### Your task
Lay out every line of the entries below as a numbered list, omitting any blank lines.

══════════════════════════════

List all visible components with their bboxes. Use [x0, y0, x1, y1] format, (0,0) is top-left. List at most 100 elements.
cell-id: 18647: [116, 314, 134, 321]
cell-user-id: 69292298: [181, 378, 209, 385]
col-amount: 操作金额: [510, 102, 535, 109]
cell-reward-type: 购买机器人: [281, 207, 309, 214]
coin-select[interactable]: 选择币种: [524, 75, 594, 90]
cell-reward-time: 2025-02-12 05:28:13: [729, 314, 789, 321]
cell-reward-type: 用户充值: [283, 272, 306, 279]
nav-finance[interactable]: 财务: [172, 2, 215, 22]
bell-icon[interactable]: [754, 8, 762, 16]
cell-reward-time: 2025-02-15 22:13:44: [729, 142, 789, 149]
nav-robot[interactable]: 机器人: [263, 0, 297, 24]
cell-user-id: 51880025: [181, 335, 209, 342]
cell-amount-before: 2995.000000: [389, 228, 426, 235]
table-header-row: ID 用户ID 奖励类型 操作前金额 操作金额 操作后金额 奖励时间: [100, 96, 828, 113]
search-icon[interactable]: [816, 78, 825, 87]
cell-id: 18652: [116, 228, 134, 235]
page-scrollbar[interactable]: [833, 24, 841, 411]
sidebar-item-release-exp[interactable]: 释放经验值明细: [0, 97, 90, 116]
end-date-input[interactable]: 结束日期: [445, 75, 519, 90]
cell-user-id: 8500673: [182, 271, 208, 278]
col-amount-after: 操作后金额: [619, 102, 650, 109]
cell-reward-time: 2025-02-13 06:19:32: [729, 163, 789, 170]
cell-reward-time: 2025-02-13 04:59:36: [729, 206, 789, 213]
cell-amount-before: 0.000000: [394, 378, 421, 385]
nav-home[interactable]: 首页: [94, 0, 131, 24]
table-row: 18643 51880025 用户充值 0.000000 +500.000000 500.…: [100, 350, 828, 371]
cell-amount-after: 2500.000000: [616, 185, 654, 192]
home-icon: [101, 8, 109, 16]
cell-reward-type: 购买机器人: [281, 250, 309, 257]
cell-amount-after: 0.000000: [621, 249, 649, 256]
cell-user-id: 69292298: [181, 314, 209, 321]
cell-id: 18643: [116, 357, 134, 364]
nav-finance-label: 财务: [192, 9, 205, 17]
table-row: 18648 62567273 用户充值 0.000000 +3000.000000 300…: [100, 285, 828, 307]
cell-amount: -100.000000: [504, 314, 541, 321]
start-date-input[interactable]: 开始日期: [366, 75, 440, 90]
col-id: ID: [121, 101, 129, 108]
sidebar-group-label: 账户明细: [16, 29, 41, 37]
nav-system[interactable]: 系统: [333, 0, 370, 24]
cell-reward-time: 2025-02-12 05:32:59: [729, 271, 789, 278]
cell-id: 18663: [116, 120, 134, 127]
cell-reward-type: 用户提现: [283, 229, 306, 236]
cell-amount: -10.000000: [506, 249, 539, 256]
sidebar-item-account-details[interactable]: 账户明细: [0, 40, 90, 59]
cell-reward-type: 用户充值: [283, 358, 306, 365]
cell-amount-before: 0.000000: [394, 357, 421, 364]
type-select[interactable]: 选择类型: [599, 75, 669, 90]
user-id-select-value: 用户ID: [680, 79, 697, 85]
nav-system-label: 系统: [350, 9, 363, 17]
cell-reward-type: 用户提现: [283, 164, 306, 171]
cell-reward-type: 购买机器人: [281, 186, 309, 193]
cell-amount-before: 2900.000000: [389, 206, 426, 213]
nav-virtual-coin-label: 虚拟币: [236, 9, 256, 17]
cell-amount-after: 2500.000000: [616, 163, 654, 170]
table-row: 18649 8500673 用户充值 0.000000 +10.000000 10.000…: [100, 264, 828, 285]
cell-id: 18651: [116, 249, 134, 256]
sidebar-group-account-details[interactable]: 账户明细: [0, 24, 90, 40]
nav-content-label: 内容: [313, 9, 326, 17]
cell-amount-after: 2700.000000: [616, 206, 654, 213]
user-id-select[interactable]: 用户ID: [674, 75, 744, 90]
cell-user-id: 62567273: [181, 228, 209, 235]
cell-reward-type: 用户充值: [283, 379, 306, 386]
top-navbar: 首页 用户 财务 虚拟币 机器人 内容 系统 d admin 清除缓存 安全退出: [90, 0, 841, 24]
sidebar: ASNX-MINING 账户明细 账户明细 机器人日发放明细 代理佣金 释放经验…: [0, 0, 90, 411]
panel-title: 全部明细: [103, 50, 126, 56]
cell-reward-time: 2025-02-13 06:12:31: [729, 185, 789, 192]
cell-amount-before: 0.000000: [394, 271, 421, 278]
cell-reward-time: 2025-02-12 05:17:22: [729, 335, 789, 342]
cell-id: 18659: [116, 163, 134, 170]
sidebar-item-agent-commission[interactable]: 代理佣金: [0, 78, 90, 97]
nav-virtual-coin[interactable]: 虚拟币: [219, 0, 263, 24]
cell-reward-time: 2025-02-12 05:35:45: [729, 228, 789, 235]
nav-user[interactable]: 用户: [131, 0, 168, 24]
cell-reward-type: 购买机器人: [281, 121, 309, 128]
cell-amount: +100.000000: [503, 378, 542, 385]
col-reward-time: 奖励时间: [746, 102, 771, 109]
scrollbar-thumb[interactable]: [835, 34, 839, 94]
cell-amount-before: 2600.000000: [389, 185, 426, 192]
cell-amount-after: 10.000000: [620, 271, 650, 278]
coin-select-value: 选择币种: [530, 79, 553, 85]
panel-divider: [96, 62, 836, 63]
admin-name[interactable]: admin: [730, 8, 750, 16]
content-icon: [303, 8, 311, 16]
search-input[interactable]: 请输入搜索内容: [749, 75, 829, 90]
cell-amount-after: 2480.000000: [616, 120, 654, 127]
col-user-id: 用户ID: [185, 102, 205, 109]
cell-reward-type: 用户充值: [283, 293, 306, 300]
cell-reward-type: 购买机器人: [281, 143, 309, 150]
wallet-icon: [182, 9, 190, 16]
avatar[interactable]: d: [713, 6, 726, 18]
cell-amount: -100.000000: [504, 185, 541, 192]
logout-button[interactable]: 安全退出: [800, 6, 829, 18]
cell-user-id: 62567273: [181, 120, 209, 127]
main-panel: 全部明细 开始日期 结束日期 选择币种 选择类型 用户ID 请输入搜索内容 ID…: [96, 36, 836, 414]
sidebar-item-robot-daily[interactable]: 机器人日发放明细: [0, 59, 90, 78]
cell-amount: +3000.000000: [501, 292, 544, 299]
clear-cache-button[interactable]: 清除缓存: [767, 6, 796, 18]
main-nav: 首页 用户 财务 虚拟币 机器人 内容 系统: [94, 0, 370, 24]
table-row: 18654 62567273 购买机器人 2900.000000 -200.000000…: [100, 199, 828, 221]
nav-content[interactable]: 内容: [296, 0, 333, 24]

══════════════════════════════

### Response to the exercise
1. List all visible components with their bboxes. Use [x0, y0, x1, y1] format, (0,0) is top-left. List at most 100 elements.
2. cell-id: 18647: [116, 314, 134, 321]
3. cell-user-id: 69292298: [181, 378, 209, 385]
4. col-amount: 操作金额: [510, 102, 535, 109]
5. cell-reward-type: 购买机器人: [281, 207, 309, 214]
6. coin-select[interactable]: 选择币种: [524, 75, 594, 90]
7. cell-reward-time: 2025-02-12 05:28:13: [729, 314, 789, 321]
8. cell-reward-type: 用户充值: [283, 272, 306, 279]
9. nav-finance[interactable]: 财务: [172, 2, 215, 22]
10. bell-icon[interactable]: [754, 8, 762, 16]
11. cell-reward-time: 2025-02-15 22:13:44: [729, 142, 789, 149]
12. nav-robot[interactable]: 机器人: [263, 0, 297, 24]
13. cell-user-id: 51880025: [181, 335, 209, 342]
14. cell-amount-before: 2995.000000: [389, 228, 426, 235]
15. table-header-row: ID 用户ID 奖励类型 操作前金额 操作金额 操作后金额 奖励时间: [100, 96, 828, 113]
16. search-icon[interactable]: [816, 78, 825, 87]
17. cell-id: 18652: [116, 228, 134, 235]
18. page-scrollbar[interactable]: [833, 24, 841, 411]
19. sidebar-item-release-exp[interactable]: 释放经验值明细: [0, 97, 90, 116]
20. end-date-input[interactable]: 结束日期: [445, 75, 519, 90]
21. cell-user-id: 8500673: [182, 271, 208, 278]
22. col-amount-after: 操作后金额: [619, 102, 650, 109]
23. cell-reward-time: 2025-02-13 06:19:32: [729, 163, 789, 170]
24. cell-reward-time: 2025-02-13 04:59:36: [729, 206, 789, 213]
25. cell-amount-before: 0.000000: [394, 378, 421, 385]
26. nav-home[interactable]: 首页: [94, 0, 131, 24]
27. table-row: 18643 51880025 用户充值 0.000000 +500.000000 500.…: [100, 350, 828, 371]
28. cell-amount-after: 2500.000000: [616, 185, 654, 192]
29. home-icon: [101, 8, 109, 16]
30. cell-reward-type: 购买机器人: [281, 250, 309, 257]
31. cell-amount-after: 0.000000: [621, 249, 649, 256]
32. cell-user-id: 69292298: [181, 314, 209, 321]
33. cell-id: 18643: [116, 357, 134, 364]
34. nav-finance-label: 财务: [192, 9, 205, 17]
35. table-row: 18648 62567273 用户充值 0.000000 +3000.000000 300…: [100, 285, 828, 307]
36. cell-amount: -100.000000: [504, 314, 541, 321]
37. start-date-input[interactable]: 开始日期: [366, 75, 440, 90]
38. col-id: ID: [121, 101, 129, 108]
39. sidebar-group-label: 账户明细: [16, 29, 41, 37]
40. nav-system[interactable]: 系统: [333, 0, 370, 24]
41. cell-reward-time: 2025-02-12 05:32:59: [729, 271, 789, 278]
42. cell-id: 18663: [116, 120, 134, 127]
43. cell-reward-type: 用户提现: [283, 229, 306, 236]
44. cell-amount: -10.000000: [506, 249, 539, 256]
45. sidebar-item-account-details[interactable]: 账户明细: [0, 40, 90, 59]
46. cell-reward-type: 用户充值: [283, 358, 306, 365]
47. cell-amount-before: 0.000000: [394, 357, 421, 364]
48. type-select[interactable]: 选择类型: [599, 75, 669, 90]
49. user-id-select-value: 用户ID: [680, 79, 697, 85]
50. nav-system-label: 系统: [350, 9, 363, 17]
51. cell-reward-type: 用户提现: [283, 164, 306, 171]
52. cell-reward-type: 购买机器人: [281, 186, 309, 193]
53. cell-amount-before: 2900.000000: [389, 206, 426, 213]
54. nav-virtual-coin-label: 虚拟币: [236, 9, 256, 17]
55. cell-amount-after: 2500.000000: [616, 163, 654, 170]
56. table-row: 18649 8500673 用户充值 0.000000 +10.000000 10.000…: [100, 264, 828, 285]
57. cell-id: 18651: [116, 249, 134, 256]
58. sidebar-group-account-details[interactable]: 账户明细: [0, 24, 90, 40]
59. nav-content-label: 内容: [313, 9, 326, 17]
60. cell-amount-after: 2700.000000: [616, 206, 654, 213]
61. user-id-select[interactable]: 用户ID: [674, 75, 744, 90]
62. cell-user-id: 62567273: [181, 228, 209, 235]
63. cell-reward-type: 用户充值: [283, 379, 306, 386]
64. top-navbar: 首页 用户 财务 虚拟币 机器人 内容 系统 d admin 清除缓存 安全退出: [90, 0, 841, 24]
65. sidebar: ASNX-MINING 账户明细 账户明细 机器人日发放明细 代理佣金 释放经验…: [0, 0, 90, 411]
66. panel-title: 全部明细: [103, 50, 126, 56]
67. cell-reward-time: 2025-02-13 06:12:31: [729, 185, 789, 192]
68. cell-amount-before: 0.000000: [394, 271, 421, 278]
69. cell-reward-time: 2025-02-12 05:17:22: [729, 335, 789, 342]
70. cell-id: 18659: [116, 163, 134, 170]
71. sidebar-item-agent-commission[interactable]: 代理佣金: [0, 78, 90, 97]
72. nav-virtual-coin[interactable]: 虚拟币: [219, 0, 263, 24]
73. cell-reward-time: 2025-02-12 05:35:45: [729, 228, 789, 235]
74. nav-user[interactable]: 用户: [131, 0, 168, 24]
75. cell-reward-type: 购买机器人: [281, 121, 309, 128]
76. cell-amount: +100.000000: [503, 378, 542, 385]
77. col-reward-time: 奖励时间: [746, 102, 771, 109]
78. scrollbar-thumb[interactable]: [835, 34, 839, 94]
79. cell-amount-before: 2600.000000: [389, 185, 426, 192]
80. cell-amount-after: 10.000000: [620, 271, 650, 278]
81. coin-select-value: 选择币种: [530, 79, 553, 85]
82. panel-divider: [96, 62, 836, 63]
83. admin-name[interactable]: admin: [730, 8, 750, 16]
84. content-icon: [303, 8, 311, 16]
85. search-input[interactable]: 请输入搜索内容: [749, 75, 829, 90]
86. cell-amount-after: 2480.000000: [616, 120, 654, 127]
87. col-user-id: 用户ID: [185, 102, 205, 109]
88. cell-reward-type: 用户充值: [283, 293, 306, 300]
89. cell-reward-type: 购买机器人: [281, 143, 309, 150]
90. wallet-icon: [182, 9, 190, 16]
91. avatar[interactable]: d: [713, 6, 726, 18]
92. cell-amount: -100.000000: [504, 185, 541, 192]
93. logout-button[interactable]: 安全退出: [800, 6, 829, 18]
94. cell-user-id: 62567273: [181, 120, 209, 127]
95. main-panel: 全部明细 开始日期 结束日期 选择币种 选择类型 用户ID 请输入搜索内容 ID…: [96, 36, 836, 414]
96. sidebar-item-robot-daily[interactable]: 机器人日发放明细: [0, 59, 90, 78]
97. cell-amount: +3000.000000: [501, 292, 544, 299]
98. clear-cache-button[interactable]: 清除缓存: [767, 6, 796, 18]
99. main-nav: 首页 用户 财务 虚拟币 机器人 内容 系统: [94, 0, 370, 24]
100. table-row: 18654 62567273 购买机器人 2900.000000 -200.000000…: [100, 199, 828, 221]
101. nav-content[interactable]: 内容: [296, 0, 333, 24]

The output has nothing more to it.